PROVIDED DATA>
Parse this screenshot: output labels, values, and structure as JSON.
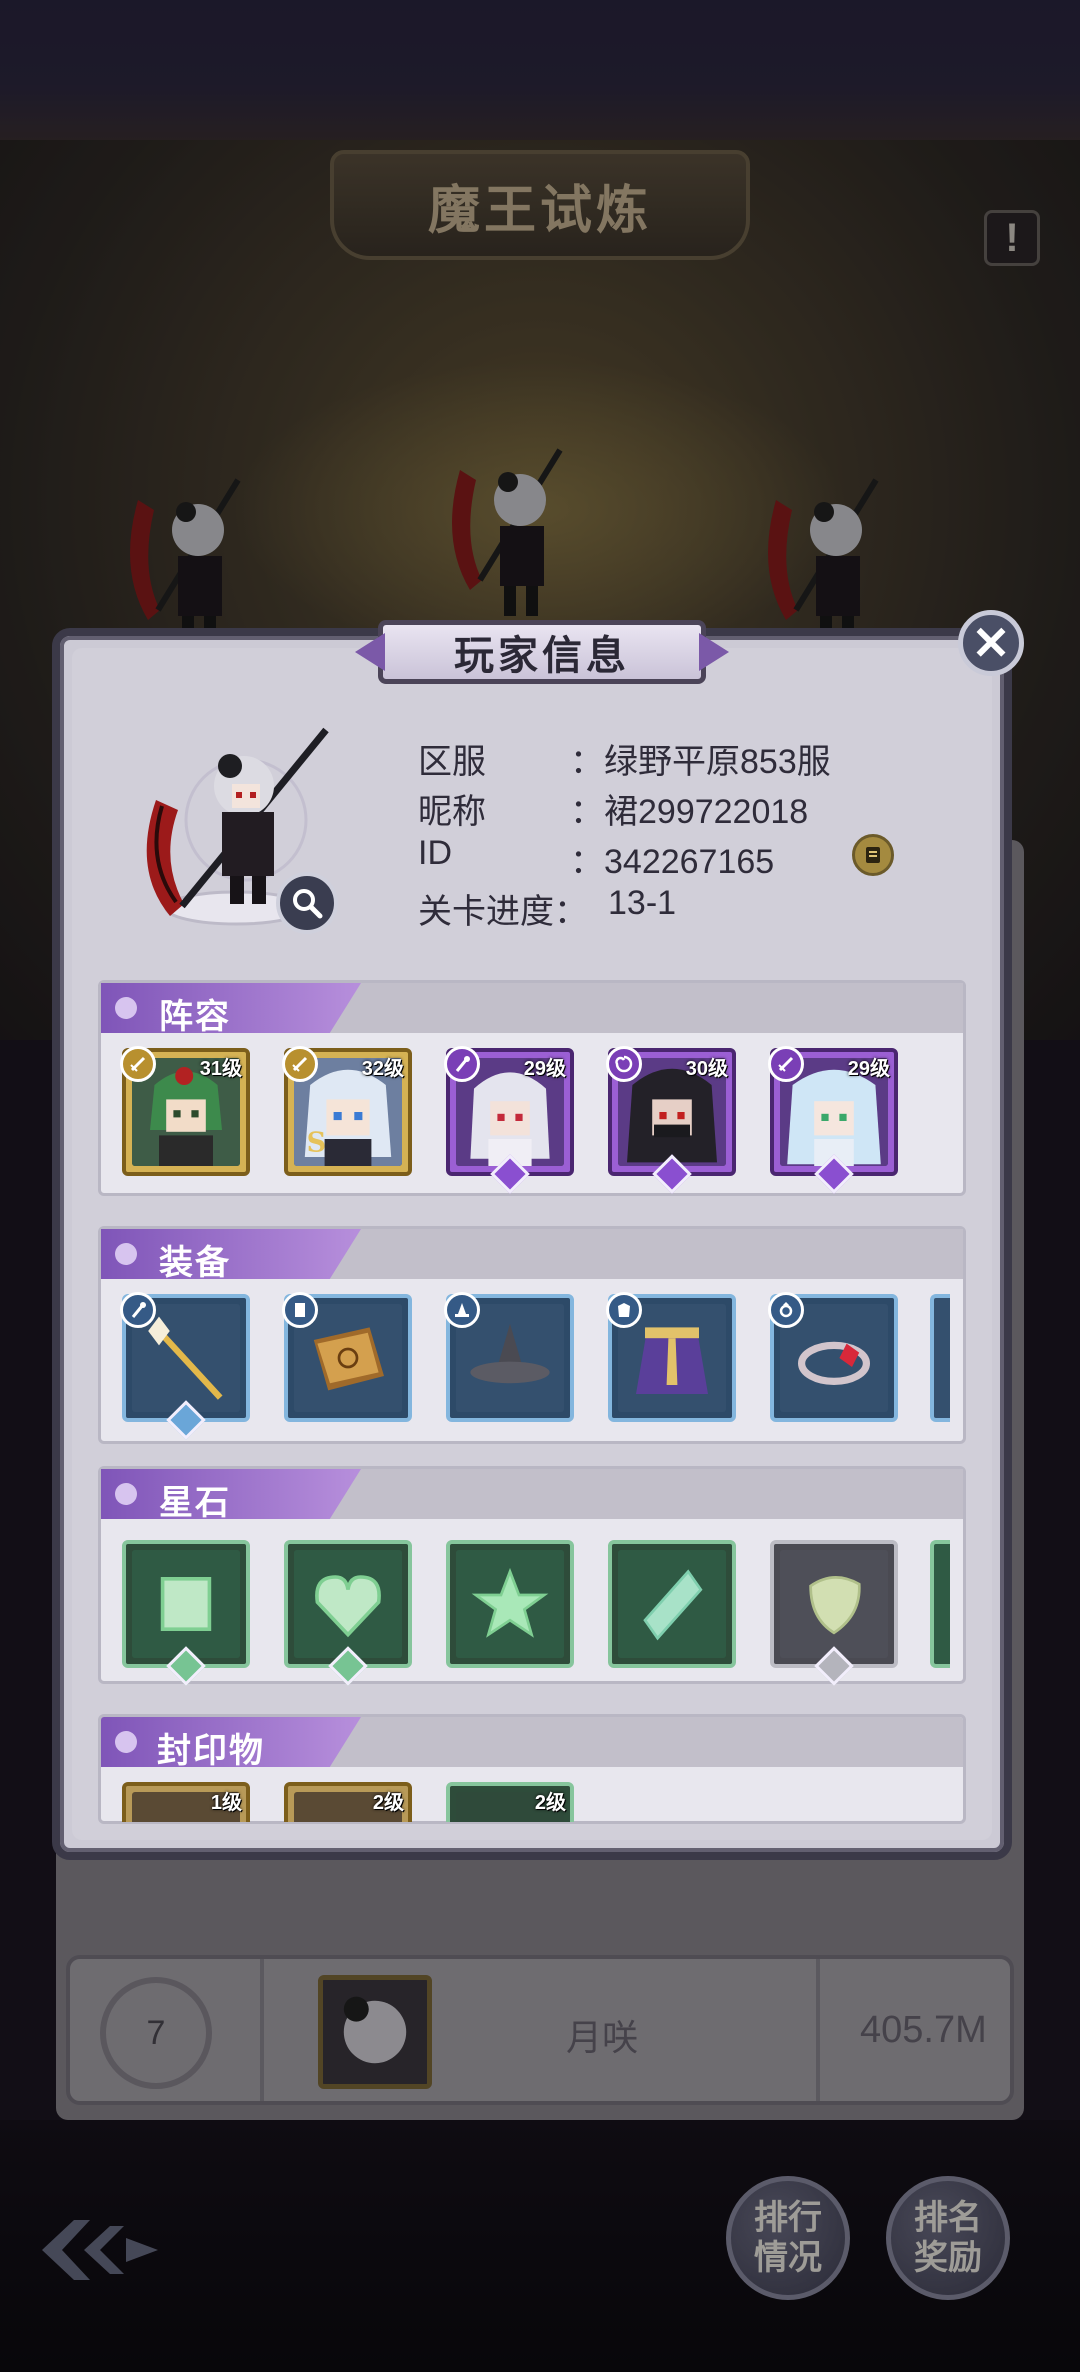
{
  "background": {
    "title": "魔王试炼",
    "info_icon": "exclamation-icon",
    "rank_row": {
      "rank": "7",
      "name": "月咲",
      "score": "405.7M"
    },
    "nav": {
      "ranking_status": [
        "排行",
        "情况"
      ],
      "ranking_rewards": [
        "排名",
        "奖励"
      ]
    }
  },
  "dialog": {
    "title": "玩家信息",
    "close_icon": "close-icon",
    "info": {
      "server_label": "区服",
      "server_value": "：绿野平原853服",
      "nickname_label": "昵称",
      "nickname_value": "：裙299722018",
      "id_label": "ID",
      "id_value": "：342267165",
      "progress_label": "关卡进度：",
      "progress_value": "13-1"
    },
    "sections": {
      "lineup": {
        "label": "阵容",
        "heroes": [
          {
            "level": "31级",
            "rarity": "gold",
            "class_icon": "sword-icon"
          },
          {
            "level": "32级",
            "rarity": "gold",
            "class_icon": "sword-icon"
          },
          {
            "level": "29级",
            "rarity": "purple",
            "class_icon": "staff-icon"
          },
          {
            "level": "30级",
            "rarity": "purple",
            "class_icon": "swirl-icon"
          },
          {
            "level": "29级",
            "rarity": "purple",
            "class_icon": "sword-icon"
          }
        ]
      },
      "equipment": {
        "label": "装备",
        "items": [
          {
            "name": "staff",
            "type_icon": "staff-icon"
          },
          {
            "name": "spellbook",
            "type_icon": "book-icon"
          },
          {
            "name": "witch-hat",
            "type_icon": "hat-icon"
          },
          {
            "name": "cloak",
            "type_icon": "armor-icon"
          },
          {
            "name": "ring",
            "type_icon": "ring-icon"
          }
        ]
      },
      "star_stones": {
        "label": "星石",
        "items": [
          {
            "shape": "square-gem",
            "color": "green"
          },
          {
            "shape": "heart-gem",
            "color": "green"
          },
          {
            "shape": "star-gem",
            "color": "green"
          },
          {
            "shape": "diamond-gem",
            "color": "green"
          },
          {
            "shape": "round-gem",
            "color": "gray"
          }
        ]
      },
      "seals": {
        "label": "封印物",
        "items": [
          {
            "level": "1级"
          },
          {
            "level": "2级"
          },
          {
            "level": "2级"
          }
        ]
      }
    }
  },
  "colors": {
    "accent_purple": "#8a5cc4",
    "dialog_bg": "#d1cfd9",
    "gold_frame": "#d5b254",
    "blue_frame": "#83b6de",
    "green_frame": "#86c59c"
  }
}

TO BE DONE> Strip the images and reproduce the remaining records precisely.

OUTPUT FOR THIS TASK>
Parse this screenshot: output labels, values, and structure as JSON.
{
  "background": {
    "title": "魔王试炼",
    "info_icon": "exclamation-icon",
    "rank_row": {
      "rank": "7",
      "name": "月咲",
      "score": "405.7M"
    },
    "nav": {
      "ranking_status": [
        "排行",
        "情况"
      ],
      "ranking_rewards": [
        "排名",
        "奖励"
      ]
    }
  },
  "dialog": {
    "title": "玩家信息",
    "close_icon": "close-icon",
    "info": {
      "server_label": "区服",
      "server_value": "：绿野平原853服",
      "nickname_label": "昵称",
      "nickname_value": "：裙299722018",
      "id_label": "ID",
      "id_value": "：342267165",
      "progress_label": "关卡进度：",
      "progress_value": "13-1"
    },
    "sections": {
      "lineup": {
        "label": "阵容",
        "heroes": [
          {
            "level": "31级",
            "rarity": "gold",
            "class_icon": "sword-icon"
          },
          {
            "level": "32级",
            "rarity": "gold",
            "class_icon": "sword-icon"
          },
          {
            "level": "29级",
            "rarity": "purple",
            "class_icon": "staff-icon"
          },
          {
            "level": "30级",
            "rarity": "purple",
            "class_icon": "swirl-icon"
          },
          {
            "level": "29级",
            "rarity": "purple",
            "class_icon": "sword-icon"
          }
        ]
      },
      "equipment": {
        "label": "装备",
        "items": [
          {
            "name": "staff",
            "type_icon": "staff-icon"
          },
          {
            "name": "spellbook",
            "type_icon": "book-icon"
          },
          {
            "name": "witch-hat",
            "type_icon": "hat-icon"
          },
          {
            "name": "cloak",
            "type_icon": "armor-icon"
          },
          {
            "name": "ring",
            "type_icon": "ring-icon"
          }
        ]
      },
      "star_stones": {
        "label": "星石",
        "items": [
          {
            "shape": "square-gem",
            "color": "green"
          },
          {
            "shape": "heart-gem",
            "color": "green"
          },
          {
            "shape": "star-gem",
            "color": "green"
          },
          {
            "shape": "diamond-gem",
            "color": "green"
          },
          {
            "shape": "round-gem",
            "color": "gray"
          }
        ]
      },
      "seals": {
        "label": "封印物",
        "items": [
          {
            "level": "1级"
          },
          {
            "level": "2级"
          },
          {
            "level": "2级"
          }
        ]
      }
    }
  },
  "colors": {
    "accent_purple": "#8a5cc4",
    "dialog_bg": "#d1cfd9",
    "gold_frame": "#d5b254",
    "blue_frame": "#83b6de",
    "green_frame": "#86c59c"
  }
}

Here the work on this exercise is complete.